### [Problem]
Convert the listing below into a Markdown table with two columns, "Row" and "Listing line," putting each nonblank line in its own row.

### [Region boundary data]
┄┄┄┄┄┄┄┄┄┄

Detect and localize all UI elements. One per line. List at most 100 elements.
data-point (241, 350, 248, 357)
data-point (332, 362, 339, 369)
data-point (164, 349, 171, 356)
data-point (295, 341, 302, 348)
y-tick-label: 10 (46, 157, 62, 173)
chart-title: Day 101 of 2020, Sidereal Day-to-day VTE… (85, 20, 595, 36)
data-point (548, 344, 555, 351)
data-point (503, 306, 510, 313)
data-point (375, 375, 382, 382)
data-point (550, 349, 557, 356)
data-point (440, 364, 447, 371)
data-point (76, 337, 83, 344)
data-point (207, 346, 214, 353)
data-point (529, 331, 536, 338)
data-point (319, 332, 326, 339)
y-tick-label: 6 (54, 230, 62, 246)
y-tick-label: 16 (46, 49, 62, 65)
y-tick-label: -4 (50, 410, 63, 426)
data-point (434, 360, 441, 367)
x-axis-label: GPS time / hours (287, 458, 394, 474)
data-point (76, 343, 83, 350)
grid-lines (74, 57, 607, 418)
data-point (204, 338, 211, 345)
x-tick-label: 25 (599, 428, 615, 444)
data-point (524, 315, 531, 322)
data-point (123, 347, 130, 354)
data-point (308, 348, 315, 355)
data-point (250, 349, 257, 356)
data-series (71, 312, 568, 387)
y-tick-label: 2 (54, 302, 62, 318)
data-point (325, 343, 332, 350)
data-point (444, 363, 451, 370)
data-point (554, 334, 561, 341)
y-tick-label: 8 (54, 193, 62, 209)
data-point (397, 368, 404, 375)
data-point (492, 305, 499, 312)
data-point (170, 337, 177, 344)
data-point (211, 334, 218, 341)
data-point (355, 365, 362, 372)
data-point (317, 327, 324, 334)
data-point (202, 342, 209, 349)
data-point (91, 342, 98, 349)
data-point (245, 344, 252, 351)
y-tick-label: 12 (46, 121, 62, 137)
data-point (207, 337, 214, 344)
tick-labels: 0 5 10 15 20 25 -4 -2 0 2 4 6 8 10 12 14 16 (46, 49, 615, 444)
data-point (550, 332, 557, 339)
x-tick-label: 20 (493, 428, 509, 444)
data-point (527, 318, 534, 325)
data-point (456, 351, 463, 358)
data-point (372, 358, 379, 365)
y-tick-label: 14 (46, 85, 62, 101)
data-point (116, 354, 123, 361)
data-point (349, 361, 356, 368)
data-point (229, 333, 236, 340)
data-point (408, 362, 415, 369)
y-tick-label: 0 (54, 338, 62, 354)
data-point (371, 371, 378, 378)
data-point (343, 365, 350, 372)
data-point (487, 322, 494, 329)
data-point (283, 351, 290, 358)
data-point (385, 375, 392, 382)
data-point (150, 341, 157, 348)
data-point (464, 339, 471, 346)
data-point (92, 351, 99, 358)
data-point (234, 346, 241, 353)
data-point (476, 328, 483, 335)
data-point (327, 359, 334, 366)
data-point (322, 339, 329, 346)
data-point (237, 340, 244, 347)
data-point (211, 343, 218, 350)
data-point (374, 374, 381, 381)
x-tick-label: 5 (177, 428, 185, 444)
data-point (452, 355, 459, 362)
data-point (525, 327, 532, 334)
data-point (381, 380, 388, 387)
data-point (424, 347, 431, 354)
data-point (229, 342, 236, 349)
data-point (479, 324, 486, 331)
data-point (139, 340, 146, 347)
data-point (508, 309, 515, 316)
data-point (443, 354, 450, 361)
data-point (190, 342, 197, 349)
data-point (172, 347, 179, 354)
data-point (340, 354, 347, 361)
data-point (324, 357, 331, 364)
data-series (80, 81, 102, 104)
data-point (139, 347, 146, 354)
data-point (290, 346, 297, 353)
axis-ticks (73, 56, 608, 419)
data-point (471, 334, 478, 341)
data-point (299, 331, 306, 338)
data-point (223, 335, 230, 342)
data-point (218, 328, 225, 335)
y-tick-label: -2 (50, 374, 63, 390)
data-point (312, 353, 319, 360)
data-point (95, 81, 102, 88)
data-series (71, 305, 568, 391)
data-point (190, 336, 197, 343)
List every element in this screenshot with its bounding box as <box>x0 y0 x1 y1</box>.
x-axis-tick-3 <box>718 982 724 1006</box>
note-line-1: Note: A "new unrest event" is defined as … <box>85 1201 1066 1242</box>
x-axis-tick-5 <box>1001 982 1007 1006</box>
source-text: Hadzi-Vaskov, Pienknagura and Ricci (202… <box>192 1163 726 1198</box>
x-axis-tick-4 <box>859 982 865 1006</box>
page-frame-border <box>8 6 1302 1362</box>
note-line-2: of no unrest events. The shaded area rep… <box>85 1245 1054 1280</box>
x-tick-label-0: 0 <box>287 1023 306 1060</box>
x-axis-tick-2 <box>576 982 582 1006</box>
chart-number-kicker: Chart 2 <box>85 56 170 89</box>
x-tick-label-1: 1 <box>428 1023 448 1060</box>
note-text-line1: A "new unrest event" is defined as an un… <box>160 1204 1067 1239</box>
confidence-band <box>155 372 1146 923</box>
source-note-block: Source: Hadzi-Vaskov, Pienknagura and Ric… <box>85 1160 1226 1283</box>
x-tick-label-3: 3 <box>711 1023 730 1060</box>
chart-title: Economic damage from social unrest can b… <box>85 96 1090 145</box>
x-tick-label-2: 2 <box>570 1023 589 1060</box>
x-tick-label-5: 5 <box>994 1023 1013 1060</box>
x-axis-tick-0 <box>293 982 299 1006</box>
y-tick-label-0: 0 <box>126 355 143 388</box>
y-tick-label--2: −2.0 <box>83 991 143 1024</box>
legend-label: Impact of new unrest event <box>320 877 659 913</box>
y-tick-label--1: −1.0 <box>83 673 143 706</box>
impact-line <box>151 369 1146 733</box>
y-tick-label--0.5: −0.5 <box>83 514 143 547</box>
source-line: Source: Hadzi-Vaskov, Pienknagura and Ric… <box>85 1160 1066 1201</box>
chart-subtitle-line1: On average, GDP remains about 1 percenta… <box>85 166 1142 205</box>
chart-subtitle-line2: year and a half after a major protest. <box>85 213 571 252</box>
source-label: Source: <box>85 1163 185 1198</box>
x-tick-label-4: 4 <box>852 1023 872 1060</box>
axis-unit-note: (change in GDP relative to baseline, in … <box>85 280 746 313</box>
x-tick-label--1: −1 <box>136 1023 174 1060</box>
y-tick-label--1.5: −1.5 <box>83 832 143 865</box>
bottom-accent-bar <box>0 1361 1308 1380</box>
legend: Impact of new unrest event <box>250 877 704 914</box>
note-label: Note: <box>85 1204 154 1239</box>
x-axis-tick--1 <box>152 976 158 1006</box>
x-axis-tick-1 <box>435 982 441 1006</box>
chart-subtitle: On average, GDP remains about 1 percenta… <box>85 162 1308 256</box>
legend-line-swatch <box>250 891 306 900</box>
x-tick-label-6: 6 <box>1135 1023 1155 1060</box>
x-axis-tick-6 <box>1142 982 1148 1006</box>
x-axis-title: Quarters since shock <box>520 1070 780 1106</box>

┄┄┄┄┄┄┄┄┄┄

### [Result for this exercise]
| Row | Listing line |
|---|---|
| 1 | Detect and localize all UI elements. One per line. List at most 100 elements. |
| 2 | data-point (241, 350, 248, 357) |
| 3 | data-point (332, 362, 339, 369) |
| 4 | data-point (164, 349, 171, 356) |
| 5 | data-point (295, 341, 302, 348) |
| 6 | y-tick-label: 10 (46, 157, 62, 173) |
| 7 | chart-title: Day 101 of 2020, Sidereal Day-to-day VTE… (85, 20, 595, 36) |
| 8 | data-point (548, 344, 555, 351) |
| 9 | data-point (503, 306, 510, 313) |
| 10 | data-point (375, 375, 382, 382) |
| 11 | data-point (550, 349, 557, 356) |
| 12 | data-point (440, 364, 447, 371) |
| 13 | data-point (76, 337, 83, 344) |
| 14 | data-point (207, 346, 214, 353) |
| 15 | data-point (529, 331, 536, 338) |
| 16 | data-point (319, 332, 326, 339) |
| 17 | y-tick-label: 6 (54, 230, 62, 246) |
| 18 | y-tick-label: 16 (46, 49, 62, 65) |
| 19 | y-tick-label: -4 (50, 410, 63, 426) |
| 20 | data-point (434, 360, 441, 367) |
| 21 | x-axis-label: GPS time / hours (287, 458, 394, 474) |
| 22 | data-point (76, 343, 83, 350) |
| 23 | grid-lines (74, 57, 607, 418) |
| 24 | data-point (204, 338, 211, 345) |
| 25 | x-tick-label: 25 (599, 428, 615, 444) |
| 26 | data-point (524, 315, 531, 322) |
| 27 | data-point (123, 347, 130, 354) |
| 28 | data-point (308, 348, 315, 355) |
| 29 | data-point (250, 349, 257, 356) |
| 30 | data-series (71, 312, 568, 387) |
| 31 | y-tick-label: 2 (54, 302, 62, 318) |
| 32 | data-point (325, 343, 332, 350) |
| 33 | data-point (444, 363, 451, 370) |
| 34 | data-point (554, 334, 561, 341) |
| 35 | y-tick-label: 8 (54, 193, 62, 209) |
| 36 | data-point (397, 368, 404, 375) |
| 37 | data-point (492, 305, 499, 312) |
| 38 | data-point (170, 337, 177, 344) |
| 39 | data-point (211, 334, 218, 341) |
| 40 | data-point (355, 365, 362, 372) |
| 41 | data-point (317, 327, 324, 334) |
| 42 | data-point (202, 342, 209, 349) |
| 43 | data-point (91, 342, 98, 349) |
| 44 | data-point (245, 344, 252, 351) |
| 45 | y-tick-label: 12 (46, 121, 62, 137) |
| 46 | data-point (207, 337, 214, 344) |
| 47 | tick-labels: 0 5 10 15 20 25 -4 -2 0 2 4 6 8 10 12 14 16 (46, 49, 615, 444) |
| 48 | data-point (550, 332, 557, 339) |
| 49 | x-tick-label: 20 (493, 428, 509, 444) |
| 50 | data-point (527, 318, 534, 325) |
| 51 | data-point (456, 351, 463, 358) |
| 52 | data-point (372, 358, 379, 365) |
| 53 | y-tick-label: 14 (46, 85, 62, 101) |
| 54 | data-point (116, 354, 123, 361) |
| 55 | data-point (349, 361, 356, 368) |
| 56 | data-point (229, 333, 236, 340) |
| 57 | data-point (408, 362, 415, 369) |
| 58 | y-tick-label: 0 (54, 338, 62, 354) |
| 59 | data-point (371, 371, 378, 378) |
| 60 | data-point (343, 365, 350, 372) |
| 61 | data-point (487, 322, 494, 329) |
| 62 | data-point (283, 351, 290, 358) |
| 63 | data-point (385, 375, 392, 382) |
| 64 | data-point (150, 341, 157, 348) |
| 65 | data-point (464, 339, 471, 346) |
| 66 | data-point (92, 351, 99, 358) |
| 67 | data-point (234, 346, 241, 353) |
| 68 | data-point (476, 328, 483, 335) |
| 69 | data-point (327, 359, 334, 366) |
| 70 | data-point (322, 339, 329, 346) |
| 71 | data-point (237, 340, 244, 347) |
| 72 | data-point (211, 343, 218, 350) |
| 73 | data-point (374, 374, 381, 381) |
| 74 | x-tick-label: 5 (177, 428, 185, 444) |
| 75 | data-point (452, 355, 459, 362) |
| 76 | data-point (525, 327, 532, 334) |
| 77 | data-point (381, 380, 388, 387) |
| 78 | data-point (424, 347, 431, 354) |
| 79 | data-point (229, 342, 236, 349) |
| 80 | data-point (479, 324, 486, 331) |
| 81 | data-point (139, 340, 146, 347) |
| 82 | data-point (508, 309, 515, 316) |
| 83 | data-point (443, 354, 450, 361) |
| 84 | data-point (190, 342, 197, 349) |
| 85 | data-point (172, 347, 179, 354) |
| 86 | data-point (340, 354, 347, 361) |
| 87 | data-point (324, 357, 331, 364) |
| 88 | data-series (80, 81, 102, 104) |
| 89 | data-point (139, 347, 146, 354) |
| 90 | data-point (290, 346, 297, 353) |
| 91 | axis-ticks (73, 56, 608, 419) |
| 92 | data-point (471, 334, 478, 341) |
| 93 | data-point (299, 331, 306, 338) |
| 94 | data-point (223, 335, 230, 342) |
| 95 | data-point (218, 328, 225, 335) |
| 96 | y-tick-label: -2 (50, 374, 63, 390) |
| 97 | data-point (312, 353, 319, 360) |
| 98 | data-point (95, 81, 102, 88) |
| 99 | data-series (71, 305, 568, 391) |
| 100 | data-point (190, 336, 197, 343) |
| 101 | List every element in this screenshot with its bounding box as <box>x0 y0 x1 y1</box>. |
| 102 | x-axis-tick-3 <box>718 982 724 1006</box> |
| 103 | note-line-1: Note: A "new unrest event" is defined as … <box>85 1201 1066 1242</box> |
| 104 | x-axis-tick-5 <box>1001 982 1007 1006</box> |
| 105 | source-text: Hadzi-Vaskov, Pienknagura and Ricci (202… <box>192 1163 726 1198</box> |
| 106 | x-axis-tick-4 <box>859 982 865 1006</box> |
| 107 | page-frame-border <box>8 6 1302 1362</box> |
| 108 | note-line-2: of no unrest events. The shaded area rep… <box>85 1245 1054 1280</box> |
| 109 | x-tick-label-0: 0 <box>287 1023 306 1060</box> |
| 110 | x-axis-tick-2 <box>576 982 582 1006</box> |
| 111 | chart-number-kicker: Chart 2 <box>85 56 170 89</box> |
| 112 | x-tick-label-1: 1 <box>428 1023 448 1060</box> |
| 113 | note-text-line1: A "new unrest event" is defined as an un… <box>160 1204 1067 1239</box> |
| 114 | confidence-band <box>155 372 1146 923</box> |
| 115 | source-note-block: Source: Hadzi-Vaskov, Pienknagura and Ric… <box>85 1160 1226 1283</box> |
| 116 | x-tick-label-3: 3 <box>711 1023 730 1060</box> |
| 117 | chart-title: Economic damage from social unrest can b… <box>85 96 1090 145</box> |
| 118 | x-tick-label-2: 2 <box>570 1023 589 1060</box> |
| 119 | x-tick-label-5: 5 <box>994 1023 1013 1060</box> |
| 120 | x-axis-tick-0 <box>293 982 299 1006</box> |
| 121 | y-tick-label-0: 0 <box>126 355 143 388</box> |
| 122 | y-tick-label--2: −2.0 <box>83 991 143 1024</box> |
| 123 | legend-label: Impact of new unrest event <box>320 877 659 913</box> |
| 124 | y-tick-label--1: −1.0 <box>83 673 143 706</box> |
| 125 | impact-line <box>151 369 1146 733</box> |
| 126 | y-tick-label--0.5: −0.5 <box>83 514 143 547</box> |
| 127 | source-line: Source: Hadzi-Vaskov, Pienknagura and Ric… <box>85 1160 1066 1201</box> |
| 128 | chart-subtitle-line1: On average, GDP remains about 1 percenta… <box>85 166 1142 205</box> |
| 129 | chart-subtitle-line2: year and a half after a major protest. <box>85 213 571 252</box> |
| 130 | source-label: Source: <box>85 1163 185 1198</box> |
| 131 | x-tick-label-4: 4 <box>852 1023 872 1060</box> |
| 132 | axis-unit-note: (change in GDP relative to baseline, in … <box>85 280 746 313</box> |
| 133 | x-tick-label--1: −1 <box>136 1023 174 1060</box> |
| 134 | y-tick-label--1.5: −1.5 <box>83 832 143 865</box> |
| 135 | bottom-accent-bar <box>0 1361 1308 1380</box> |
| 136 | legend: Impact of new unrest event <box>250 877 704 914</box> |
| 137 | note-label: Note: <box>85 1204 154 1239</box> |
| 138 | x-axis-tick--1 <box>152 976 158 1006</box> |
| 139 | x-axis-tick-1 <box>435 982 441 1006</box> |
| 140 | chart-subtitle: On average, GDP remains about 1 percenta… <box>85 162 1308 256</box> |
| 141 | legend-line-swatch <box>250 891 306 900</box> |
| 142 | x-tick-label-6: 6 <box>1135 1023 1155 1060</box> |
| 143 | x-axis-tick-6 <box>1142 982 1148 1006</box> |
| 144 | x-axis-title: Quarters since shock <box>520 1070 780 1106</box> |